* Exercise instructions *
Omit the images, then output each of the records below exactly.

* Data provided *
######

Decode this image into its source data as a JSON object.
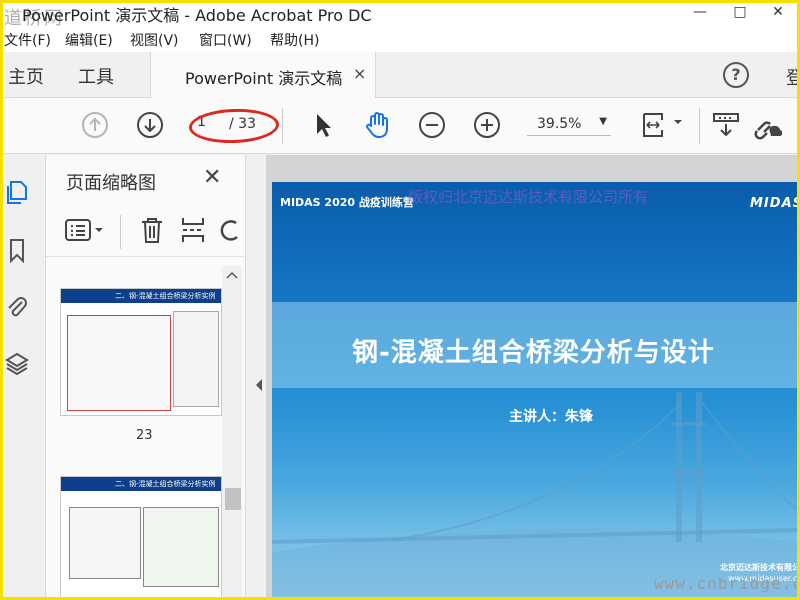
{
  "window": {
    "title": "PowerPoint 演示文稿 - Adobe Acrobat Pro DC",
    "watermark_top": "道桥网",
    "controls": [
      "—",
      "□",
      "✕"
    ]
  },
  "menu": [
    "文件(F)",
    "编辑(E)",
    "视图(V)",
    "窗口(W)",
    "帮助(H)"
  ],
  "tabs": {
    "home": "主页",
    "tools": "工具",
    "document": "PowerPoint 演示文稿",
    "close": "×",
    "help": "?",
    "signin": "登"
  },
  "toolbar": {
    "current_page": "1",
    "total_pages": "/ 33",
    "zoom": "39.5%",
    "caret": "▼"
  },
  "thumbnails_panel": {
    "title": "页面缩略图",
    "close": "✕",
    "pages": [
      {
        "number": "23",
        "heading": "二、钢-混凝土组合桥梁分析实例"
      },
      {
        "number": "",
        "heading": "二、钢-混凝土组合桥梁分析实例"
      }
    ]
  },
  "slide": {
    "header": "MIDAS 2020 战疫训练营",
    "watermark": "版权归北京迈达斯技术有限公司所有",
    "logo": "MIDAS",
    "title": "钢-混凝土组合桥梁分析与设计",
    "speaker": "主讲人：朱锋",
    "company": "北京迈达斯技术有限公司",
    "url": "www.midasuser.com"
  },
  "corner_watermark": "www.cnbridge.cn",
  "colors": {
    "accent_oval": "#e0271d",
    "slide_blue": "#1578c7",
    "selected_icon": "#1473e6",
    "frame": "#f5e100"
  }
}
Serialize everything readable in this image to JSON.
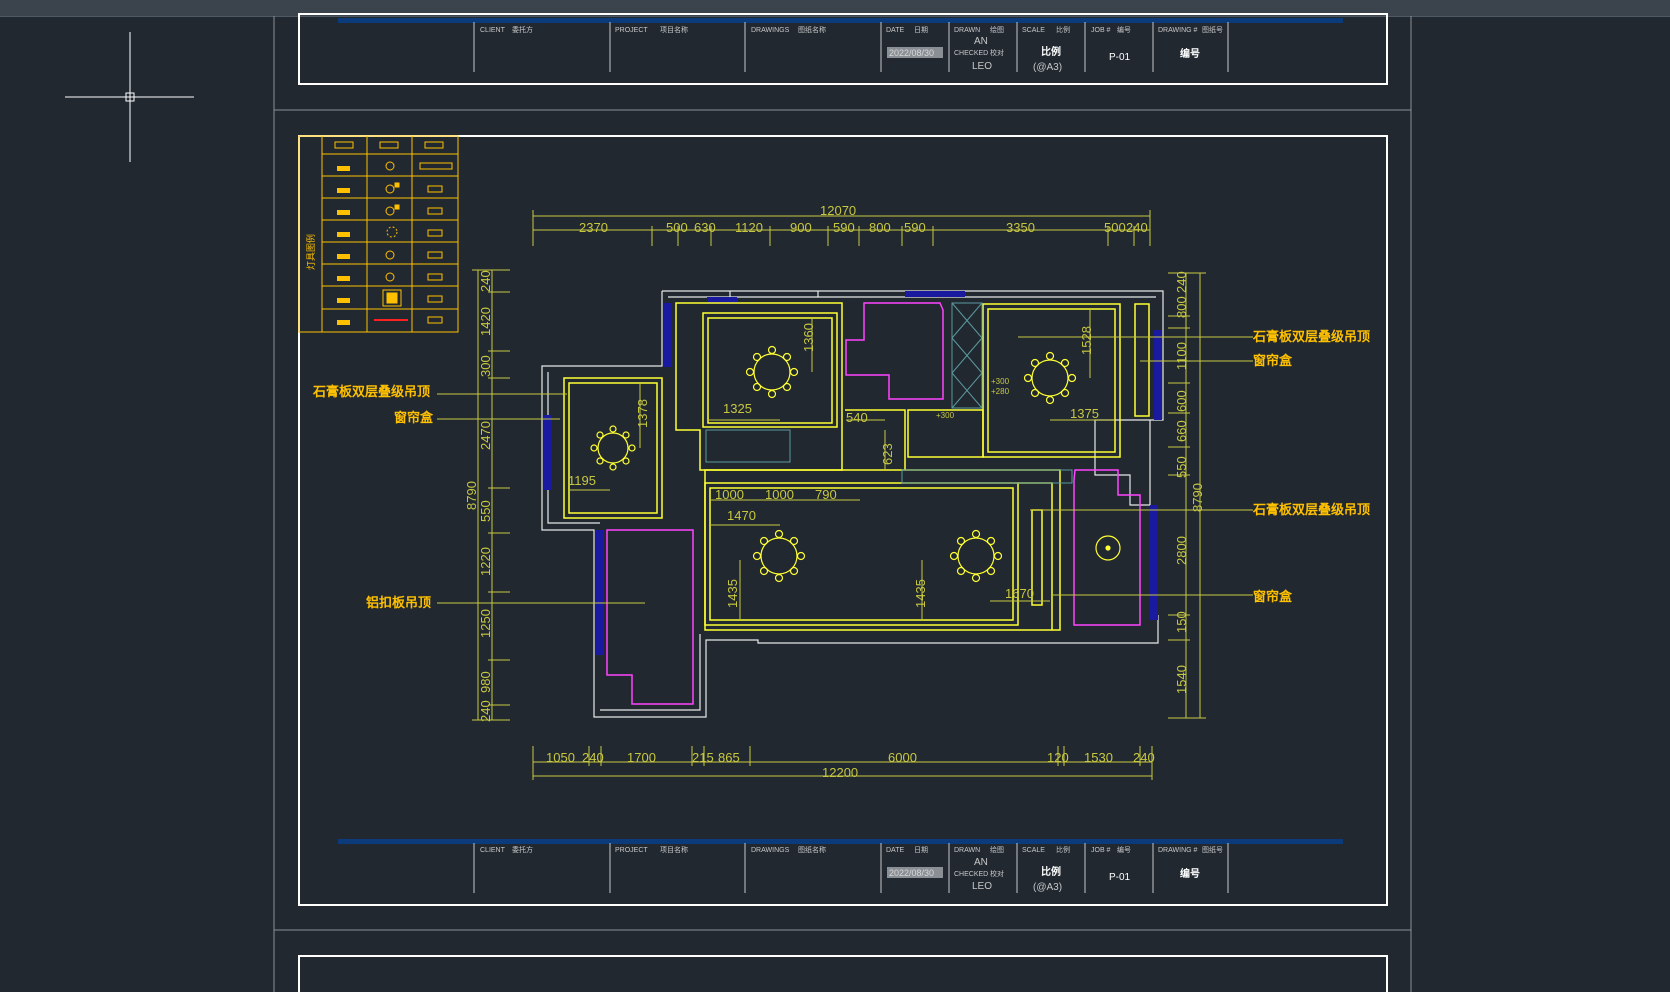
{
  "colors": {
    "background": "#212830",
    "sheet_border": "#ffffff",
    "dimension": "#c8c840",
    "wall": "#ffffff",
    "ceiling_outline": "#ffff33",
    "magenta": "#ff44ff",
    "window_fill": "#1a1aa0",
    "label": "#ffc000",
    "legend": "#ffc000",
    "title_bar": "#0b3b7a"
  },
  "title_block": {
    "client_label": "CLIENT",
    "client_cn": "委托方",
    "project_label": "PROJECT",
    "project_cn": "项目名称",
    "drawings_label": "DRAWINGS",
    "drawings_cn": "图纸名称",
    "date_label": "DATE",
    "date_cn": "日期",
    "date_value": "2022/08/30",
    "drawn_label": "DRAWN",
    "drawn_cn": "绘图",
    "drawn_by": "AN",
    "checked_label": "CHECKED",
    "checked_cn": "校对",
    "checked_by": "LEO",
    "scale_label": "SCALE",
    "scale_cn": "比例",
    "scale_value": "比例",
    "scale_paper": "(@A3)",
    "job_label": "JOB #",
    "job_cn": "编号",
    "job_value": "P-01",
    "drawing_no_label": "DRAWING #",
    "drawing_no_cn": "图纸号",
    "drawing_no_value": "编号"
  },
  "legend": {
    "title": "灯具图例"
  },
  "top_dims": {
    "overall": "12070",
    "segments": [
      "2370",
      "500",
      "630",
      "1120",
      "900",
      "590",
      "800",
      "590",
      "3350",
      "500",
      "240"
    ]
  },
  "bottom_dims": {
    "overall": "12200",
    "segments": [
      "1050",
      "240",
      "1700",
      "215",
      "865",
      "6000",
      "120",
      "1530",
      "240"
    ]
  },
  "left_dims": {
    "overall": "8790",
    "segments": [
      "240",
      "1420",
      "300",
      "2470",
      "550",
      "1220",
      "1250",
      "980",
      "240"
    ]
  },
  "right_dims": {
    "overall": "8790",
    "segments": [
      "800",
      "240",
      "1100",
      "600",
      "660",
      "550",
      "2800",
      "150",
      "1540"
    ]
  },
  "room_dims": {
    "d1360": "1360",
    "d1325": "1325",
    "d1378": "1378",
    "d1195": "1195",
    "d540": "540",
    "d623": "623",
    "d1528": "1528",
    "d1375": "1375",
    "d1000a": "1000",
    "d1000b": "1000",
    "d790": "790",
    "d1470": "1470",
    "d1435a": "1435",
    "d1435b": "1435",
    "d1670": "1670",
    "p300a": "+300",
    "p280": "+280",
    "p300b": "+300"
  },
  "annotations": {
    "left_gypsum": "石膏板双层叠级吊顶",
    "left_curtain": "窗帘盒",
    "left_aluminum": "铝扣板吊顶",
    "right_gypsum_top": "石膏板双层叠级吊顶",
    "right_curtain_top": "窗帘盒",
    "right_gypsum_mid": "石膏板双层叠级吊顶",
    "right_curtain_bottom": "窗帘盒"
  }
}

######

* Solved problem *
Decode this image into its source data as a JSON object.
{
  "window": {
    "title": "PowerPoint 演示文稿 - Adobe Acrobat Pro DC",
    "watermark_top": "道桥网",
    "controls": [
      "—",
      "□",
      "✕"
    ]
  },
  "menu": [
    "文件(F)",
    "编辑(E)",
    "视图(V)",
    "窗口(W)",
    "帮助(H)"
  ],
  "tabs": {
    "home": "主页",
    "tools": "工具",
    "document": "PowerPoint 演示文稿",
    "close": "×",
    "help": "?",
    "signin": "登"
  },
  "toolbar": {
    "current_page": "1",
    "total_pages": "/ 33",
    "zoom": "39.5%",
    "caret": "▼"
  },
  "thumbnails_panel": {
    "title": "页面缩略图",
    "close": "✕",
    "pages": [
      {
        "number": "23",
        "heading": "二、钢-混凝土组合桥梁分析实例"
      },
      {
        "number": "",
        "heading": "二、钢-混凝土组合桥梁分析实例"
      }
    ]
  },
  "slide": {
    "header": "MIDAS 2020 战疫训练营",
    "watermark": "版权归北京迈达斯技术有限公司所有",
    "logo": "MIDAS",
    "title": "钢-混凝土组合桥梁分析与设计",
    "speaker": "主讲人：朱锋",
    "company": "北京迈达斯技术有限公司",
    "url": "www.midasuser.com"
  },
  "corner_watermark": "www.cnbridge.cn",
  "colors": {
    "accent_oval": "#e0271d",
    "slide_blue": "#1578c7",
    "selected_icon": "#1473e6",
    "frame": "#f5e100"
  }
}
Serialize everything readable in this image to JSON.
{
  "colors": {
    "background": "#212830",
    "sheet_border": "#ffffff",
    "dimension": "#c8c840",
    "wall": "#ffffff",
    "ceiling_outline": "#ffff33",
    "magenta": "#ff44ff",
    "window_fill": "#1a1aa0",
    "label": "#ffc000",
    "legend": "#ffc000",
    "title_bar": "#0b3b7a"
  },
  "title_block": {
    "client_label": "CLIENT",
    "client_cn": "委托方",
    "project_label": "PROJECT",
    "project_cn": "项目名称",
    "drawings_label": "DRAWINGS",
    "drawings_cn": "图纸名称",
    "date_label": "DATE",
    "date_cn": "日期",
    "date_value": "2022/08/30",
    "drawn_label": "DRAWN",
    "drawn_cn": "绘图",
    "drawn_by": "AN",
    "checked_label": "CHECKED",
    "checked_cn": "校对",
    "checked_by": "LEO",
    "scale_label": "SCALE",
    "scale_cn": "比例",
    "scale_value": "比例",
    "scale_paper": "(@A3)",
    "job_label": "JOB #",
    "job_cn": "编号",
    "job_value": "P-01",
    "drawing_no_label": "DRAWING #",
    "drawing_no_cn": "图纸号",
    "drawing_no_value": "编号"
  },
  "legend": {
    "title": "灯具图例"
  },
  "top_dims": {
    "overall": "12070",
    "segments": [
      "2370",
      "500",
      "630",
      "1120",
      "900",
      "590",
      "800",
      "590",
      "3350",
      "500",
      "240"
    ]
  },
  "bottom_dims": {
    "overall": "12200",
    "segments": [
      "1050",
      "240",
      "1700",
      "215",
      "865",
      "6000",
      "120",
      "1530",
      "240"
    ]
  },
  "left_dims": {
    "overall": "8790",
    "segments": [
      "240",
      "1420",
      "300",
      "2470",
      "550",
      "1220",
      "1250",
      "980",
      "240"
    ]
  },
  "right_dims": {
    "overall": "8790",
    "segments": [
      "800",
      "240",
      "1100",
      "600",
      "660",
      "550",
      "2800",
      "150",
      "1540"
    ]
  },
  "room_dims": {
    "d1360": "1360",
    "d1325": "1325",
    "d1378": "1378",
    "d1195": "1195",
    "d540": "540",
    "d623": "623",
    "d1528": "1528",
    "d1375": "1375",
    "d1000a": "1000",
    "d1000b": "1000",
    "d790": "790",
    "d1470": "1470",
    "d1435a": "1435",
    "d1435b": "1435",
    "d1670": "1670",
    "p300a": "+300",
    "p280": "+280",
    "p300b": "+300"
  },
  "annotations": {
    "left_gypsum": "石膏板双层叠级吊顶",
    "left_curtain": "窗帘盒",
    "left_aluminum": "铝扣板吊顶",
    "right_gypsum_top": "石膏板双层叠级吊顶",
    "right_curtain_top": "窗帘盒",
    "right_gypsum_mid": "石膏板双层叠级吊顶",
    "right_curtain_bottom": "窗帘盒"
  }
}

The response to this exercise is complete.